*YOUR OBJECTIVE*: From the records below, extract all the text exactly and leave the images behind.

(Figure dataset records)
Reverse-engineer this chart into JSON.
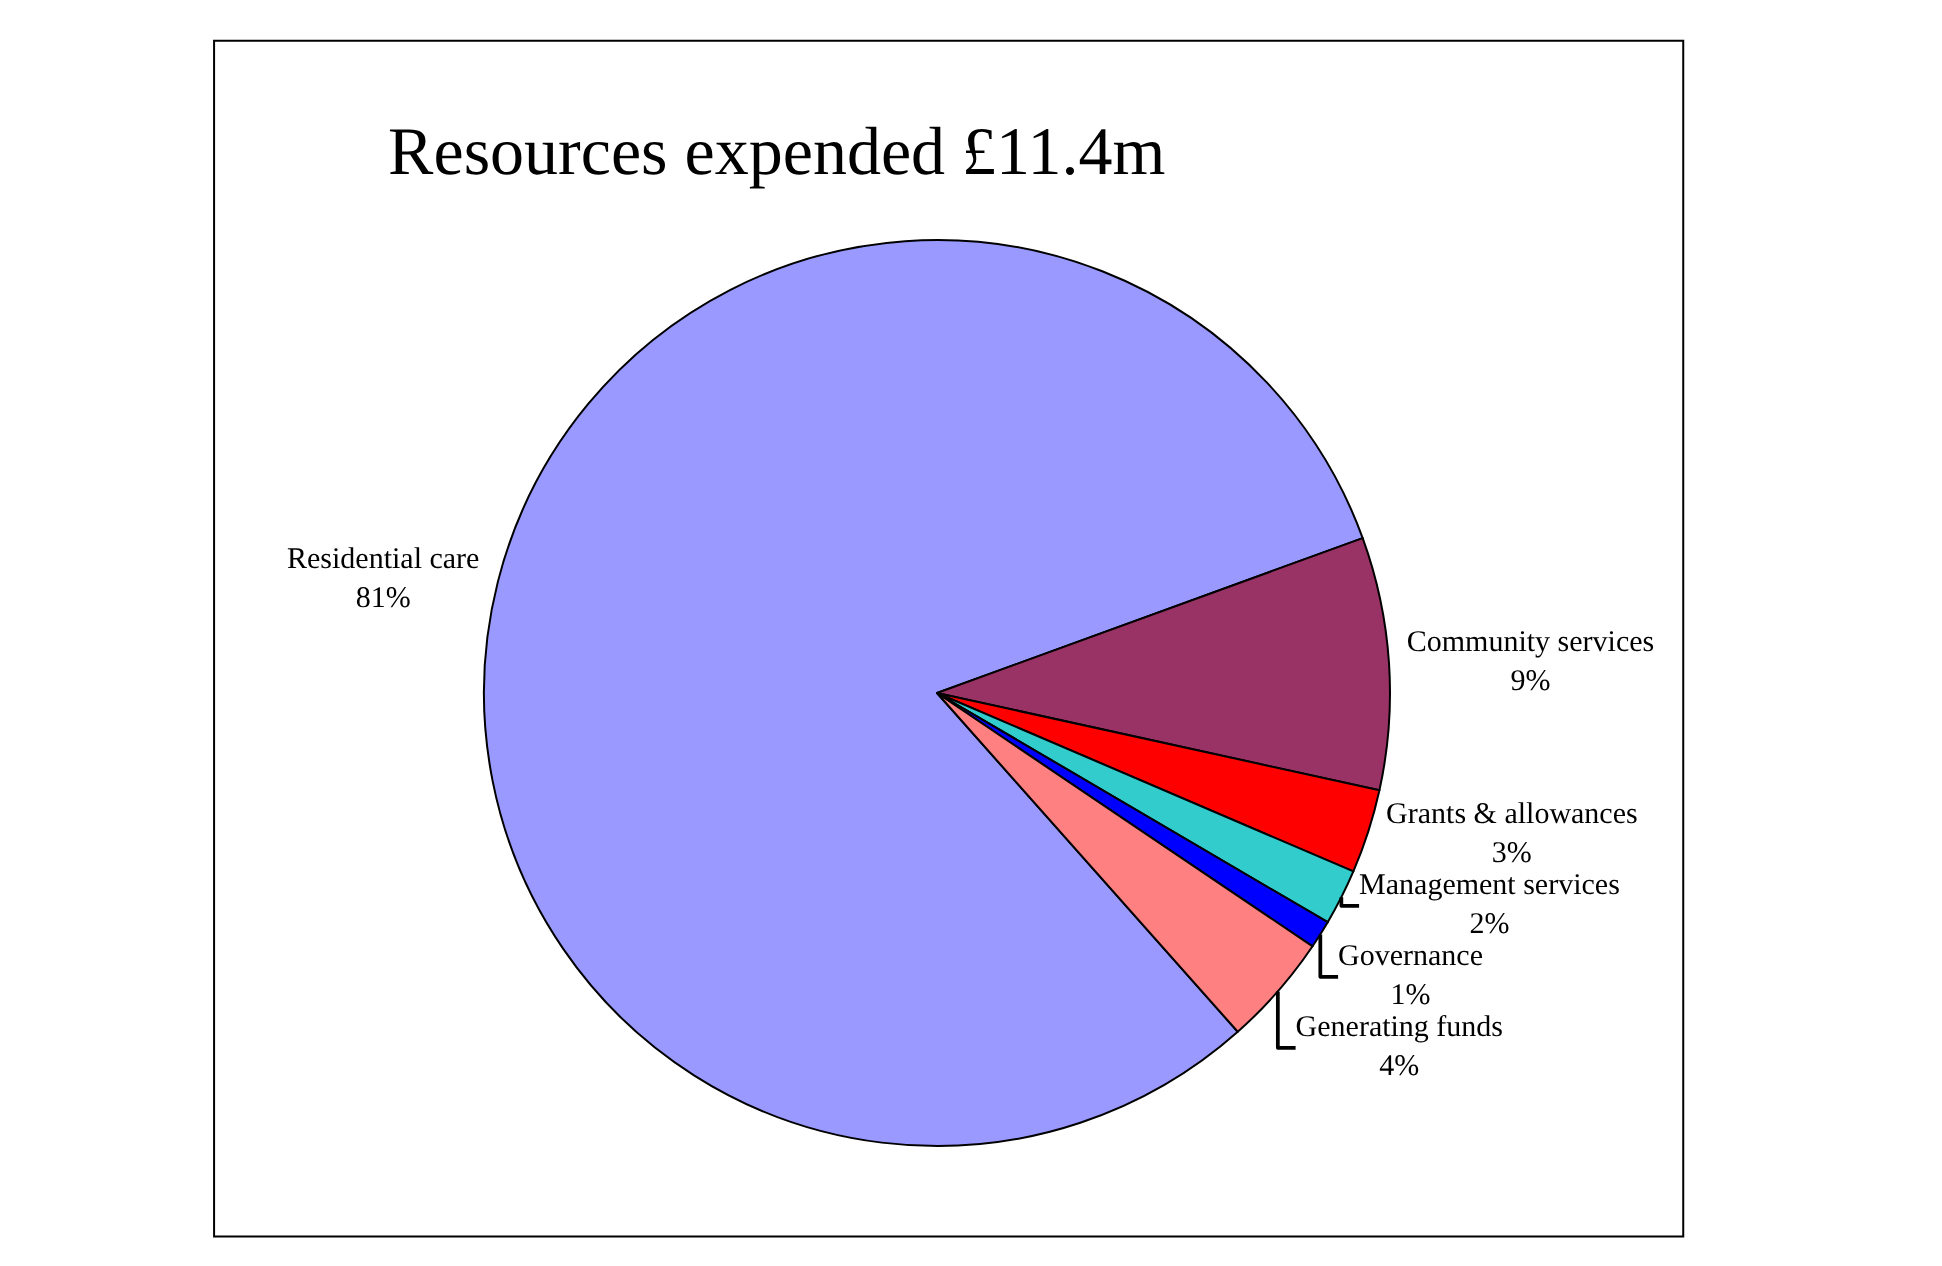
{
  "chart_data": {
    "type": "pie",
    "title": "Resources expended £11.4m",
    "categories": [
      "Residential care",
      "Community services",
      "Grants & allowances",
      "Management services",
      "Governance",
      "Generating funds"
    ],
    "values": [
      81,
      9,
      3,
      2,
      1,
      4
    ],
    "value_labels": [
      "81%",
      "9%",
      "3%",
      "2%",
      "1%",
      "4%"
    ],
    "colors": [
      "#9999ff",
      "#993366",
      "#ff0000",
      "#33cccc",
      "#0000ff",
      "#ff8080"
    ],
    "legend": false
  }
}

*WRITTEN RESPONSE*:
Reverse-engineer this chart into JSON.
{
  "chart_data": {
    "type": "pie",
    "title": "Resources expended £11.4m",
    "categories": [
      "Residential care",
      "Community services",
      "Grants & allowances",
      "Management services",
      "Governance",
      "Generating funds"
    ],
    "values": [
      81,
      9,
      3,
      2,
      1,
      4
    ],
    "value_labels": [
      "81%",
      "9%",
      "3%",
      "2%",
      "1%",
      "4%"
    ],
    "colors": [
      "#9999ff",
      "#993366",
      "#ff0000",
      "#33cccc",
      "#0000ff",
      "#ff8080"
    ],
    "legend": false
  }
}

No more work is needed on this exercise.